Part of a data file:
>>>

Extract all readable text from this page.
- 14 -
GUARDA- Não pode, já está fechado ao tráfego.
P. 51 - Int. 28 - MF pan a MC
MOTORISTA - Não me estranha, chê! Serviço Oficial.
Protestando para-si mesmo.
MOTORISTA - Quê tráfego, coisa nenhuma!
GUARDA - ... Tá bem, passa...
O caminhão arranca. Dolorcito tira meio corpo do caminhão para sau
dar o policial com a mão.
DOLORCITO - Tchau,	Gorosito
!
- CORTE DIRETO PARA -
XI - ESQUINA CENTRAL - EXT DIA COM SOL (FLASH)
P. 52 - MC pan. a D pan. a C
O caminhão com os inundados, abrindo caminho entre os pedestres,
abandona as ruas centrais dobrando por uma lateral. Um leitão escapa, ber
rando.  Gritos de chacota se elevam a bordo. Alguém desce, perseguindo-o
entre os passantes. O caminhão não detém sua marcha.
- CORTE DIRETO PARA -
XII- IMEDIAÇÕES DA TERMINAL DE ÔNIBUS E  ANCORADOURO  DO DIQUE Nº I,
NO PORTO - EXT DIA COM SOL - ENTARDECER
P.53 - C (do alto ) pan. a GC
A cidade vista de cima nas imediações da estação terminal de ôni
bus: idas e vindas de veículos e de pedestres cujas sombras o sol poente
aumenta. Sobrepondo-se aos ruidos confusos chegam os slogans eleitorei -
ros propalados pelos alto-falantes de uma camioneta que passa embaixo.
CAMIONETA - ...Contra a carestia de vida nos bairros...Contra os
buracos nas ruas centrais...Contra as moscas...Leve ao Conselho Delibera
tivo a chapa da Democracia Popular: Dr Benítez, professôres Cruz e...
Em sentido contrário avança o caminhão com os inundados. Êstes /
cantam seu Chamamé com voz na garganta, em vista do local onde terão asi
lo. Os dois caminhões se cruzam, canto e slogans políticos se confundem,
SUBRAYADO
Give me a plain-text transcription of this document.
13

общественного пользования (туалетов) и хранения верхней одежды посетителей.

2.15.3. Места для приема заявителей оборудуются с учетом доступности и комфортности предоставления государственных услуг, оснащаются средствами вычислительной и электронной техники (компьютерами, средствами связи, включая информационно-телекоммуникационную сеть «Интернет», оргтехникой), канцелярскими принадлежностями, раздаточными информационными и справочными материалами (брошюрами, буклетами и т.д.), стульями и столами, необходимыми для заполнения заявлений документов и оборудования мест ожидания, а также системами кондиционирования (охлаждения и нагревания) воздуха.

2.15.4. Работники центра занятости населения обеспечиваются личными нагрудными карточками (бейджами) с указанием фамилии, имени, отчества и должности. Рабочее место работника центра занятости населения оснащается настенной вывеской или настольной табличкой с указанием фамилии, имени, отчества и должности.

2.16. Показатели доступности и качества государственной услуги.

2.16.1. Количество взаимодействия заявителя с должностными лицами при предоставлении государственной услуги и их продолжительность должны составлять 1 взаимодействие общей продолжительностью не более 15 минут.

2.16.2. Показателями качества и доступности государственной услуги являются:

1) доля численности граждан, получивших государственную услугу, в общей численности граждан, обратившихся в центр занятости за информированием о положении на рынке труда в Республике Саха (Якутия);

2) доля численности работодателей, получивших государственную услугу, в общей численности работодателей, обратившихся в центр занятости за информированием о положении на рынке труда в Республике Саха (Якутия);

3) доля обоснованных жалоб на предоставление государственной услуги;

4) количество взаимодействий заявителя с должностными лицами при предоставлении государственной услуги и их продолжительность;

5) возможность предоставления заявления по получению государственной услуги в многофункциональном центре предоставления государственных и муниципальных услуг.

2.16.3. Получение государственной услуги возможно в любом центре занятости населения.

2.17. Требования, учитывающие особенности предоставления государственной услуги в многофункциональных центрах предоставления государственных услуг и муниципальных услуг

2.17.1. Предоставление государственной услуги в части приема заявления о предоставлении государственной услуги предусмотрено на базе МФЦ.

<<<

Write the material out again word for word.

Extract all readable text from this page.
- 14 -
GUARDA- Não pode, já está fechado ao tráfego.
P. 51 - Int. 28 - MF pan a MC
MOTORISTA - Não me estranha, chê! Serviço Oficial.
Protestando para-si mesmo.
MOTORISTA - Quê tráfego, coisa nenhuma!
GUARDA - ... Tá bem, passa...
O caminhão arranca. Dolorcito tira meio corpo do caminhão para sau
dar o policial com a mão.
DOLORCITO - Tchau,	Gorosito
!
- CORTE DIRETO PARA -
XI - ESQUINA CENTRAL - EXT DIA COM SOL (FLASH)
P. 52 - MC pan. a D pan. a C
O caminhão com os inundados, abrindo caminho entre os pedestres,
abandona as ruas centrais dobrando por uma lateral. Um leitão escapa, ber
rando.  Gritos de chacota se elevam a bordo. Alguém desce, perseguindo-o
entre os passantes. O caminhão não detém sua marcha.
- CORTE DIRETO PARA -
XII- IMEDIAÇÕES DA TERMINAL DE ÔNIBUS E  ANCORADOURO  DO DIQUE Nº I,
NO PORTO - EXT DIA COM SOL - ENTARDECER
P.53 - C (do alto ) pan. a GC
A cidade vista de cima nas imediações da estação terminal de ôni
bus: idas e vindas de veículos e de pedestres cujas sombras o sol poente
aumenta. Sobrepondo-se aos ruidos confusos chegam os slogans eleitorei -
ros propalados pelos alto-falantes de uma camioneta que passa embaixo.
CAMIONETA - ...Contra a carestia de vida nos bairros...Contra os
buracos nas ruas centrais...Contra as moscas...Leve ao Conselho Delibera
tivo a chapa da Democracia Popular: Dr Benítez, professôres Cruz e...
Em sentido contrário avança o caminhão com os inundados. Êstes /
cantam seu Chamamé com voz na garganta, em vista do local onde terão asi
lo. Os dois caminhões se cruzam, canto e slogans políticos se confundem,
SUBRAYADO
Give me a plain-text transcription of this document.
13

общественного пользования (туалетов) и хранения верхней одежды посетителей.

2.15.3. Места для приема заявителей оборудуются с учетом доступности и комфортности предоставления государственных услуг, оснащаются средствами вычислительной и электронной техники (компьютерами, средствами связи, включая информационно-телекоммуникационную сеть «Интернет», оргтехникой), канцелярскими принадлежностями, раздаточными информационными и справочными материалами (брошюрами, буклетами и т.д.), стульями и столами, необходимыми для заполнения заявлений документов и оборудования мест ожидания, а также системами кондиционирования (охлаждения и нагревания) воздуха.

2.15.4. Работники центра занятости населения обеспечиваются личными нагрудными карточками (бейджами) с указанием фамилии, имени, отчества и должности. Рабочее место работника центра занятости населения оснащается настенной вывеской или настольной табличкой с указанием фамилии, имени, отчества и должности.

2.16. Показатели доступности и качества государственной услуги.

2.16.1. Количество взаимодействия заявителя с должностными лицами при предоставлении государственной услуги и их продолжительность должны составлять 1 взаимодействие общей продолжительностью не более 15 минут.

2.16.2. Показателями качества и доступности государственной услуги являются:

1) доля численности граждан, получивших государственную услугу, в общей численности граждан, обратившихся в центр занятости за информированием о положении на рынке труда в Республике Саха (Якутия);

2) доля численности работодателей, получивших государственную услугу, в общей численности работодателей, обратившихся в центр занятости за информированием о положении на рынке труда в Республике Саха (Якутия);

3) доля обоснованных жалоб на предоставление государственной услуги;

4) количество взаимодействий заявителя с должностными лицами при предоставлении государственной услуги и их продолжительность;

5) возможность предоставления заявления по получению государственной услуги в многофункциональном центре предоставления государственных и муниципальных услуг.

2.16.3. Получение государственной услуги возможно в любом центре занятости населения.

2.17. Требования, учитывающие особенности предоставления государственной услуги в многофункциональных центрах предоставления государственных услуг и муниципальных услуг

2.17.1. Предоставление государственной услуги в части приема заявления о предоставлении государственной услуги предусмотрено на базе МФЦ.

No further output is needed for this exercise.